# Challenge
Restate every line of the material, word for word.

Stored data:

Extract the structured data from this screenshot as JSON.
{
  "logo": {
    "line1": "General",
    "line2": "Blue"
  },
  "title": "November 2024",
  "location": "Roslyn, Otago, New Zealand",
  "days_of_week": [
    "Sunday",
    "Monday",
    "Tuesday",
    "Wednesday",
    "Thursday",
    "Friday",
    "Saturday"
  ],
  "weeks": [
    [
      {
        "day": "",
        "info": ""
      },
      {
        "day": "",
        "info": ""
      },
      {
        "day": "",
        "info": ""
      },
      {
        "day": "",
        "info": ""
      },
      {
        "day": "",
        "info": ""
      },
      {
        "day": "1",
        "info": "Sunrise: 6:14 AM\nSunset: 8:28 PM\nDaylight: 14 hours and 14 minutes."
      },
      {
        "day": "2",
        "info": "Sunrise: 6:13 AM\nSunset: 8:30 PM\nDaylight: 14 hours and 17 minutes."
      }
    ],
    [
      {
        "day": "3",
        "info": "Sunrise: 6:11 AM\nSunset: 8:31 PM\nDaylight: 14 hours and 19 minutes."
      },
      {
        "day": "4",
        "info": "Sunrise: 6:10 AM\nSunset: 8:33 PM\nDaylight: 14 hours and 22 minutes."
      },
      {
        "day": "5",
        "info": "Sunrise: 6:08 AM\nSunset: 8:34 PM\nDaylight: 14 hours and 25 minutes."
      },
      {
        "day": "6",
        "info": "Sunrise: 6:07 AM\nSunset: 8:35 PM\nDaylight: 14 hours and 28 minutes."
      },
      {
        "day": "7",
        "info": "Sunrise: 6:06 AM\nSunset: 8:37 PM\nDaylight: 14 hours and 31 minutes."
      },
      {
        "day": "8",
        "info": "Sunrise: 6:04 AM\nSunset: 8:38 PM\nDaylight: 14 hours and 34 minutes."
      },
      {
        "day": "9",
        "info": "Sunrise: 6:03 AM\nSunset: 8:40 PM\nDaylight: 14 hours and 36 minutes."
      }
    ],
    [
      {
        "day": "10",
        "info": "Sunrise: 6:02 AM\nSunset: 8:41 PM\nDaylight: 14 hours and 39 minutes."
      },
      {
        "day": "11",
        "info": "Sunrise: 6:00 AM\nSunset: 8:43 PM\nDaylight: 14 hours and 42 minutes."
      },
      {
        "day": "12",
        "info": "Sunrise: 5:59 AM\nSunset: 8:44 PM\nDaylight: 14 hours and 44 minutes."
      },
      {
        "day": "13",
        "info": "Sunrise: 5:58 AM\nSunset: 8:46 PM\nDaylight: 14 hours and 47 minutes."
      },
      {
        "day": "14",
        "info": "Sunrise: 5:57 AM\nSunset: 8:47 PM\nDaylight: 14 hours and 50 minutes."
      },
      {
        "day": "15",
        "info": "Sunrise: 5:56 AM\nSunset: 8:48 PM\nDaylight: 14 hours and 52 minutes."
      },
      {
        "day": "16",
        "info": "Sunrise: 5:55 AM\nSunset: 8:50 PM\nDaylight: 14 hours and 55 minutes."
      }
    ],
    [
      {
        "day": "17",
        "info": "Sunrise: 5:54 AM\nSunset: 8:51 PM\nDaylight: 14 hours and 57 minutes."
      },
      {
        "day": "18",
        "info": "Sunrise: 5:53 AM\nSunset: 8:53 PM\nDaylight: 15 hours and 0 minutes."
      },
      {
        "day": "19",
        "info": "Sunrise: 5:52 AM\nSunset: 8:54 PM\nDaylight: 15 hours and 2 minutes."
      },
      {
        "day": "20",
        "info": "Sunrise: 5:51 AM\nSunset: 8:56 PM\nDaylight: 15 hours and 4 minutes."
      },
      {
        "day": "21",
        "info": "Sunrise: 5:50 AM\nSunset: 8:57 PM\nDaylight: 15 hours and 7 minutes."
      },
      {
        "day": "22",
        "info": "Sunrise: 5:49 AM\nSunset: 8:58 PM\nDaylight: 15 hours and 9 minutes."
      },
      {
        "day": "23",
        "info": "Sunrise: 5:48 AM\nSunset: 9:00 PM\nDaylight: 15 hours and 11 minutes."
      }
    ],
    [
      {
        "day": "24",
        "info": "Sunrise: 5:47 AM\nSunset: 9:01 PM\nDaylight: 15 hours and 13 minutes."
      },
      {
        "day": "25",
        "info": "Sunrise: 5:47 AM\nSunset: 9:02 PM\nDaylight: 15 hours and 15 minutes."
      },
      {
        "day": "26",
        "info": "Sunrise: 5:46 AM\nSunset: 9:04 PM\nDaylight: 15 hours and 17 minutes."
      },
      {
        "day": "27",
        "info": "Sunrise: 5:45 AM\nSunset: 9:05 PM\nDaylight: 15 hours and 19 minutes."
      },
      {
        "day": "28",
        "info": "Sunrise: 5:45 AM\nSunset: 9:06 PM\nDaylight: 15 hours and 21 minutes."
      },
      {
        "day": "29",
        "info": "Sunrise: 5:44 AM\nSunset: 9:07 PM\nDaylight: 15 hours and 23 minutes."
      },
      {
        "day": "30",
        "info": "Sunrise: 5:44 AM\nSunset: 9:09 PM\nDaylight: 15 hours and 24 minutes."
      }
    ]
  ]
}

# Correct answer
Extract the structured data from this screenshot as JSON.
{
  "logo": {
    "line1": "General",
    "line2": "Blue"
  },
  "title": "November 2024",
  "location": "Roslyn, Otago, New Zealand",
  "days_of_week": [
    "Sunday",
    "Monday",
    "Tuesday",
    "Wednesday",
    "Thursday",
    "Friday",
    "Saturday"
  ],
  "weeks": [
    [
      {
        "day": "",
        "info": ""
      },
      {
        "day": "",
        "info": ""
      },
      {
        "day": "",
        "info": ""
      },
      {
        "day": "",
        "info": ""
      },
      {
        "day": "",
        "info": ""
      },
      {
        "day": "1",
        "info": "Sunrise: 6:14 AM\nSunset: 8:28 PM\nDaylight: 14 hours and 14 minutes."
      },
      {
        "day": "2",
        "info": "Sunrise: 6:13 AM\nSunset: 8:30 PM\nDaylight: 14 hours and 17 minutes."
      }
    ],
    [
      {
        "day": "3",
        "info": "Sunrise: 6:11 AM\nSunset: 8:31 PM\nDaylight: 14 hours and 19 minutes."
      },
      {
        "day": "4",
        "info": "Sunrise: 6:10 AM\nSunset: 8:33 PM\nDaylight: 14 hours and 22 minutes."
      },
      {
        "day": "5",
        "info": "Sunrise: 6:08 AM\nSunset: 8:34 PM\nDaylight: 14 hours and 25 minutes."
      },
      {
        "day": "6",
        "info": "Sunrise: 6:07 AM\nSunset: 8:35 PM\nDaylight: 14 hours and 28 minutes."
      },
      {
        "day": "7",
        "info": "Sunrise: 6:06 AM\nSunset: 8:37 PM\nDaylight: 14 hours and 31 minutes."
      },
      {
        "day": "8",
        "info": "Sunrise: 6:04 AM\nSunset: 8:38 PM\nDaylight: 14 hours and 34 minutes."
      },
      {
        "day": "9",
        "info": "Sunrise: 6:03 AM\nSunset: 8:40 PM\nDaylight: 14 hours and 36 minutes."
      }
    ],
    [
      {
        "day": "10",
        "info": "Sunrise: 6:02 AM\nSunset: 8:41 PM\nDaylight: 14 hours and 39 minutes."
      },
      {
        "day": "11",
        "info": "Sunrise: 6:00 AM\nSunset: 8:43 PM\nDaylight: 14 hours and 42 minutes."
      },
      {
        "day": "12",
        "info": "Sunrise: 5:59 AM\nSunset: 8:44 PM\nDaylight: 14 hours and 44 minutes."
      },
      {
        "day": "13",
        "info": "Sunrise: 5:58 AM\nSunset: 8:46 PM\nDaylight: 14 hours and 47 minutes."
      },
      {
        "day": "14",
        "info": "Sunrise: 5:57 AM\nSunset: 8:47 PM\nDaylight: 14 hours and 50 minutes."
      },
      {
        "day": "15",
        "info": "Sunrise: 5:56 AM\nSunset: 8:48 PM\nDaylight: 14 hours and 52 minutes."
      },
      {
        "day": "16",
        "info": "Sunrise: 5:55 AM\nSunset: 8:50 PM\nDaylight: 14 hours and 55 minutes."
      }
    ],
    [
      {
        "day": "17",
        "info": "Sunrise: 5:54 AM\nSunset: 8:51 PM\nDaylight: 14 hours and 57 minutes."
      },
      {
        "day": "18",
        "info": "Sunrise: 5:53 AM\nSunset: 8:53 PM\nDaylight: 15 hours and 0 minutes."
      },
      {
        "day": "19",
        "info": "Sunrise: 5:52 AM\nSunset: 8:54 PM\nDaylight: 15 hours and 2 minutes."
      },
      {
        "day": "20",
        "info": "Sunrise: 5:51 AM\nSunset: 8:56 PM\nDaylight: 15 hours and 4 minutes."
      },
      {
        "day": "21",
        "info": "Sunrise: 5:50 AM\nSunset: 8:57 PM\nDaylight: 15 hours and 7 minutes."
      },
      {
        "day": "22",
        "info": "Sunrise: 5:49 AM\nSunset: 8:58 PM\nDaylight: 15 hours and 9 minutes."
      },
      {
        "day": "23",
        "info": "Sunrise: 5:48 AM\nSunset: 9:00 PM\nDaylight: 15 hours and 11 minutes."
      }
    ],
    [
      {
        "day": "24",
        "info": "Sunrise: 5:47 AM\nSunset: 9:01 PM\nDaylight: 15 hours and 13 minutes."
      },
      {
        "day": "25",
        "info": "Sunrise: 5:47 AM\nSunset: 9:02 PM\nDaylight: 15 hours and 15 minutes."
      },
      {
        "day": "26",
        "info": "Sunrise: 5:46 AM\nSunset: 9:04 PM\nDaylight: 15 hours and 17 minutes."
      },
      {
        "day": "27",
        "info": "Sunrise: 5:45 AM\nSunset: 9:05 PM\nDaylight: 15 hours and 19 minutes."
      },
      {
        "day": "28",
        "info": "Sunrise: 5:45 AM\nSunset: 9:06 PM\nDaylight: 15 hours and 21 minutes."
      },
      {
        "day": "29",
        "info": "Sunrise: 5:44 AM\nSunset: 9:07 PM\nDaylight: 15 hours and 23 minutes."
      },
      {
        "day": "30",
        "info": "Sunrise: 5:44 AM\nSunset: 9:09 PM\nDaylight: 15 hours and 24 minutes."
      }
    ]
  ]
}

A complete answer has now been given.